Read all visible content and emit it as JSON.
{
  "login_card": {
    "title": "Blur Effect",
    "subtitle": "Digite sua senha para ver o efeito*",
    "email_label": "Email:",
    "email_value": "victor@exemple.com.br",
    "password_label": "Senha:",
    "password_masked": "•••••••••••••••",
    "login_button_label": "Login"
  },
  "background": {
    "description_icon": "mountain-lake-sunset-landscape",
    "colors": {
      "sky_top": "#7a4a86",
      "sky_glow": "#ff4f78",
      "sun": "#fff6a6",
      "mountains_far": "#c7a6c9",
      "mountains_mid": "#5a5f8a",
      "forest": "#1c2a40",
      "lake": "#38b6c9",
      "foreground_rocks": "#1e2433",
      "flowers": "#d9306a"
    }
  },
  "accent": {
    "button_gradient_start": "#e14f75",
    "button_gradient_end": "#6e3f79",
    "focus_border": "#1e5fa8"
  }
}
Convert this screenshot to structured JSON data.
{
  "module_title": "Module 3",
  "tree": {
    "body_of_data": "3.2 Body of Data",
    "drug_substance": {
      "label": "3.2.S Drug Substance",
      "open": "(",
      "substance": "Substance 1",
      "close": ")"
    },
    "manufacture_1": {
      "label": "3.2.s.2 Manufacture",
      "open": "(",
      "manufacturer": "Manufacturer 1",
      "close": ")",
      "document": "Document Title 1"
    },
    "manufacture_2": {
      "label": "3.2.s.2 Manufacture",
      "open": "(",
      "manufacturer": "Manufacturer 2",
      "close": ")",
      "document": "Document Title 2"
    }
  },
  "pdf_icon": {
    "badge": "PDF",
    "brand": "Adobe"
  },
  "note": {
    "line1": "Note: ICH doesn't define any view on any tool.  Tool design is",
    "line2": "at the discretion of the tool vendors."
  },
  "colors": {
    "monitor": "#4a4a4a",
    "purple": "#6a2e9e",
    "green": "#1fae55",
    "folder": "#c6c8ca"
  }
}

* **Task to complete**: Please reproduce each record precisely as written.

* **Answer to the exercise**:
Read all visible content and emit it as JSON.
{
  "login_card": {
    "title": "Blur Effect",
    "subtitle": "Digite sua senha para ver o efeito*",
    "email_label": "Email:",
    "email_value": "victor@exemple.com.br",
    "password_label": "Senha:",
    "password_masked": "•••••••••••••••",
    "login_button_label": "Login"
  },
  "background": {
    "description_icon": "mountain-lake-sunset-landscape",
    "colors": {
      "sky_top": "#7a4a86",
      "sky_glow": "#ff4f78",
      "sun": "#fff6a6",
      "mountains_far": "#c7a6c9",
      "mountains_mid": "#5a5f8a",
      "forest": "#1c2a40",
      "lake": "#38b6c9",
      "foreground_rocks": "#1e2433",
      "flowers": "#d9306a"
    }
  },
  "accent": {
    "button_gradient_start": "#e14f75",
    "button_gradient_end": "#6e3f79",
    "focus_border": "#1e5fa8"
  }
}
Convert this screenshot to structured JSON data.
{
  "module_title": "Module 3",
  "tree": {
    "body_of_data": "3.2 Body of Data",
    "drug_substance": {
      "label": "3.2.S Drug Substance",
      "open": "(",
      "substance": "Substance 1",
      "close": ")"
    },
    "manufacture_1": {
      "label": "3.2.s.2 Manufacture",
      "open": "(",
      "manufacturer": "Manufacturer 1",
      "close": ")",
      "document": "Document Title 1"
    },
    "manufacture_2": {
      "label": "3.2.s.2 Manufacture",
      "open": "(",
      "manufacturer": "Manufacturer 2",
      "close": ")",
      "document": "Document Title 2"
    }
  },
  "pdf_icon": {
    "badge": "PDF",
    "brand": "Adobe"
  },
  "note": {
    "line1": "Note: ICH doesn't define any view on any tool.  Tool design is",
    "line2": "at the discretion of the tool vendors."
  },
  "colors": {
    "monitor": "#4a4a4a",
    "purple": "#6a2e9e",
    "green": "#1fae55",
    "folder": "#c6c8ca"
  }
}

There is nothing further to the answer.